[Material supplied]
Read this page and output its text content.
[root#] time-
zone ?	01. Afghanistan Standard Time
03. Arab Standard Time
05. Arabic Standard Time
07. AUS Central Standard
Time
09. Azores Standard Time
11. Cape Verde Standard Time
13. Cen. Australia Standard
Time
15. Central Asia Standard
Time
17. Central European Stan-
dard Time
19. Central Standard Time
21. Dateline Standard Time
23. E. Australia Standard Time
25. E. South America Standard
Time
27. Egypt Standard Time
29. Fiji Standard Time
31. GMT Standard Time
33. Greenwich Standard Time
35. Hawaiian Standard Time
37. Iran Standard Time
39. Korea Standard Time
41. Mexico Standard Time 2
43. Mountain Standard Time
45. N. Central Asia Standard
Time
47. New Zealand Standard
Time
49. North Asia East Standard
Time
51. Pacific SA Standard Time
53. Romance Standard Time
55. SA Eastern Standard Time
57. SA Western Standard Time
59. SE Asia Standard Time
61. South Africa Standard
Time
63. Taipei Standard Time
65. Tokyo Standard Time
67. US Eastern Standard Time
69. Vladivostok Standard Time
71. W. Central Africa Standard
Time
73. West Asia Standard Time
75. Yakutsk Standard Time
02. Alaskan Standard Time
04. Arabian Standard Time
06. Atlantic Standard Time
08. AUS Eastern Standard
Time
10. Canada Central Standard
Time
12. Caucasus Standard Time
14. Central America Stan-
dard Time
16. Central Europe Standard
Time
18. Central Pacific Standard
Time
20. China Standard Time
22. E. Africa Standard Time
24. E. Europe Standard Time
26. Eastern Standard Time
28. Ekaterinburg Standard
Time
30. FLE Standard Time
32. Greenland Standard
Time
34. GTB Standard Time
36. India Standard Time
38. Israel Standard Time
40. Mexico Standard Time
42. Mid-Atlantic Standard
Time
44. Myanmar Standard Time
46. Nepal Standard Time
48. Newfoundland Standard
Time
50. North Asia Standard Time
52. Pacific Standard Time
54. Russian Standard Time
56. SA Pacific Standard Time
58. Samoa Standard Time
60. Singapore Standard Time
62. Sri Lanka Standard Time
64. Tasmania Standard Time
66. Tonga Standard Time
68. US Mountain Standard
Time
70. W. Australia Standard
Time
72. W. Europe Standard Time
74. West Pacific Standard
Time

--

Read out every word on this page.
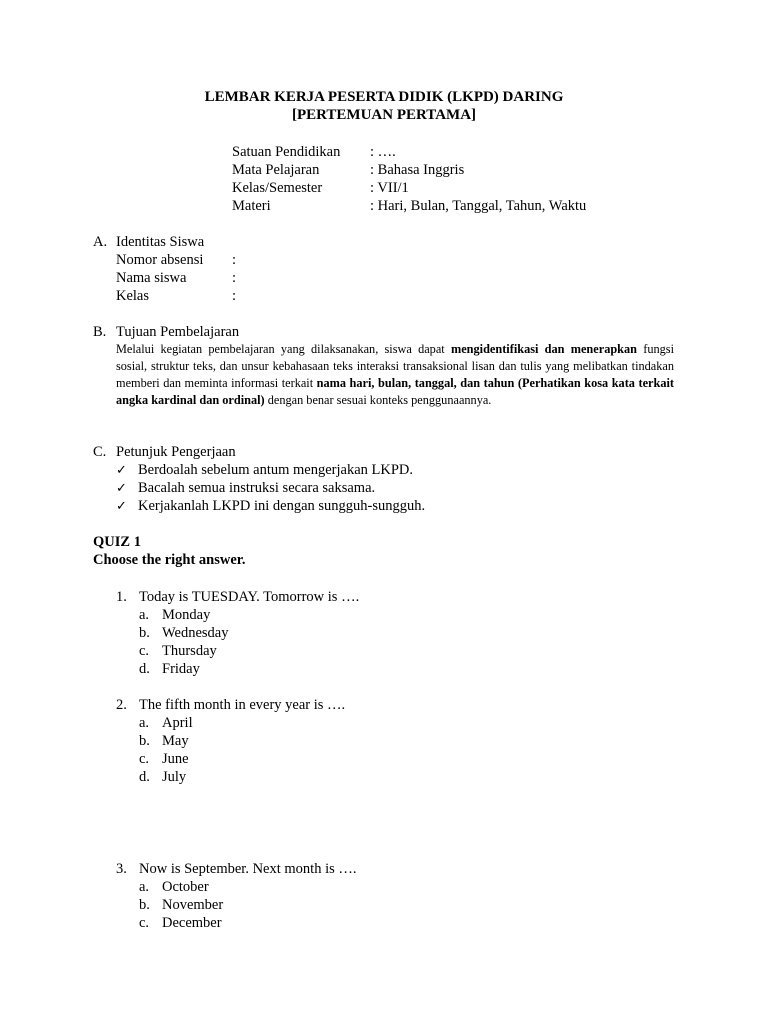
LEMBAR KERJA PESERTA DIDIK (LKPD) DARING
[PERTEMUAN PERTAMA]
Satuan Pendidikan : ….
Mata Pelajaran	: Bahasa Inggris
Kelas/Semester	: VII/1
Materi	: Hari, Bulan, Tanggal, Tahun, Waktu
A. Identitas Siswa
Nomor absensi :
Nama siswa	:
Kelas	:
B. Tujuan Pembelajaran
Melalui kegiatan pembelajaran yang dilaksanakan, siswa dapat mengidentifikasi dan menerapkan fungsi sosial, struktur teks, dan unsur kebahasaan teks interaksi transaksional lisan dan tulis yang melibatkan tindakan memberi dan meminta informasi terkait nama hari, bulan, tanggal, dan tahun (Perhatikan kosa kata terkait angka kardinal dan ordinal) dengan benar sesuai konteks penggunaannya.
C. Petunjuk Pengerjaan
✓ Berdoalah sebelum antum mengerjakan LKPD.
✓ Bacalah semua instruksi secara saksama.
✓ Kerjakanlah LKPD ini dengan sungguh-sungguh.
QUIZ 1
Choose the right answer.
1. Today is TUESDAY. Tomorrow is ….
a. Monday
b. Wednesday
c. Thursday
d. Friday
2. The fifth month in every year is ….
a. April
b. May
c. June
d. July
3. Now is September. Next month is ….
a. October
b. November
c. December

[Written task] Pull every line containing the word "Africa" out of the material and copy it.

[Worked answer]
61. South Africa Standard
71. W. Central Africa Standard
22. E. Africa Standard Time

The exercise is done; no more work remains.